(INSTRUCTIONS TO FOLLOW) Your task is to give the listing below back word for word, pictures excluded.

Start EXTRACTED INFORMATION

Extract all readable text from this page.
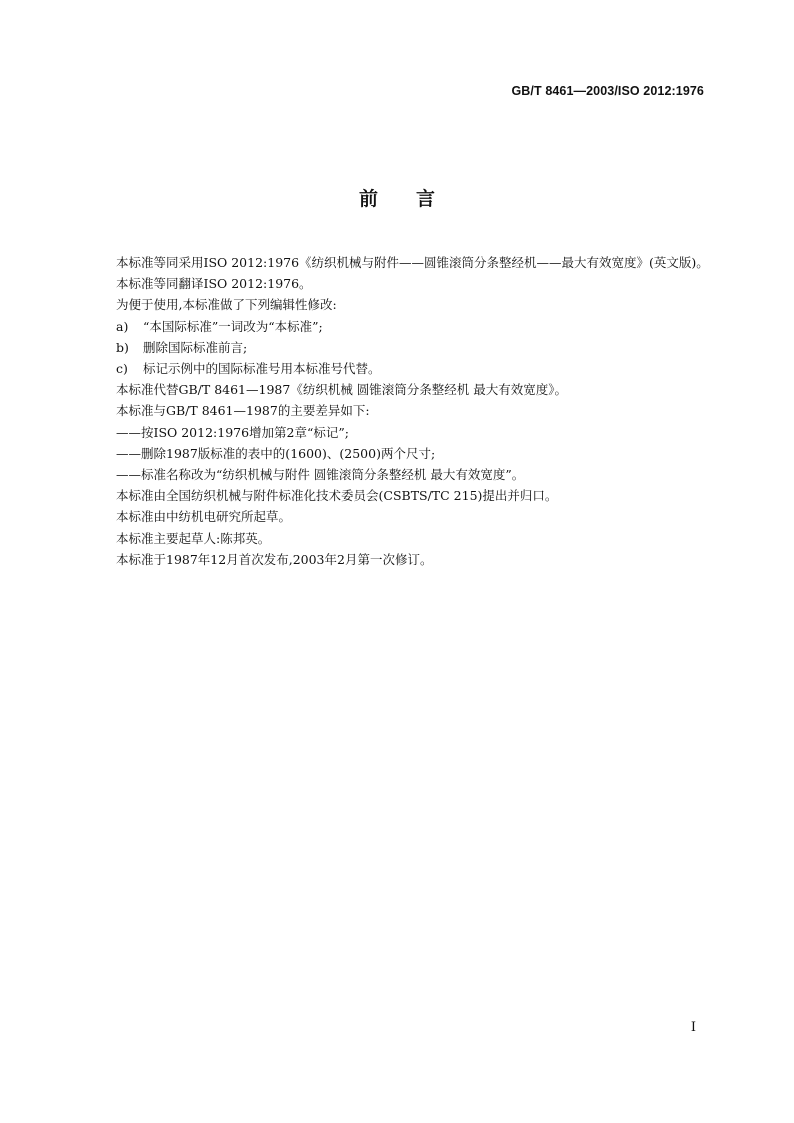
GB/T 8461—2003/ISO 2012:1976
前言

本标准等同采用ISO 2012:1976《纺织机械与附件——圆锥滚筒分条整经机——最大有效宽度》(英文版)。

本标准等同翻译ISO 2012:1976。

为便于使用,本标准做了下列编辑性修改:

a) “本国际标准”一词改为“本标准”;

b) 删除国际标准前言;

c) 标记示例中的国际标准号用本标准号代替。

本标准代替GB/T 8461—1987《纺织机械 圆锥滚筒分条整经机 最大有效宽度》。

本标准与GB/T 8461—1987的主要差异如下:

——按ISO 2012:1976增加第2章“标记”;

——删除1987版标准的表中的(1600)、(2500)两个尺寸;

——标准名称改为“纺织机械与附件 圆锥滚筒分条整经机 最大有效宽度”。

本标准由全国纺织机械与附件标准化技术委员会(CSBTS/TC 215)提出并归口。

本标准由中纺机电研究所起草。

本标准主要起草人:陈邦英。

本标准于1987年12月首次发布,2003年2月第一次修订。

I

End EXTRACTED INFORMATION

(ANSWER TO THIS TASK)
Extract all readable text from this page.
GB/T 8461—2003/ISO 2012:1976
前言

本标准等同采用ISO 2012:1976《纺织机械与附件——圆锥滚筒分条整经机——最大有效宽度》(英文版)。

本标准等同翻译ISO 2012:1976。

为便于使用,本标准做了下列编辑性修改:

a) “本国际标准”一词改为“本标准”;

b) 删除国际标准前言;

c) 标记示例中的国际标准号用本标准号代替。

本标准代替GB/T 8461—1987《纺织机械 圆锥滚筒分条整经机 最大有效宽度》。

本标准与GB/T 8461—1987的主要差异如下:

——按ISO 2012:1976增加第2章“标记”;

——删除1987版标准的表中的(1600)、(2500)两个尺寸;

——标准名称改为“纺织机械与附件 圆锥滚筒分条整经机 最大有效宽度”。

本标准由全国纺织机械与附件标准化技术委员会(CSBTS/TC 215)提出并归口。

本标准由中纺机电研究所起草。

本标准主要起草人:陈邦英。

本标准于1987年12月首次发布,2003年2月第一次修订。

I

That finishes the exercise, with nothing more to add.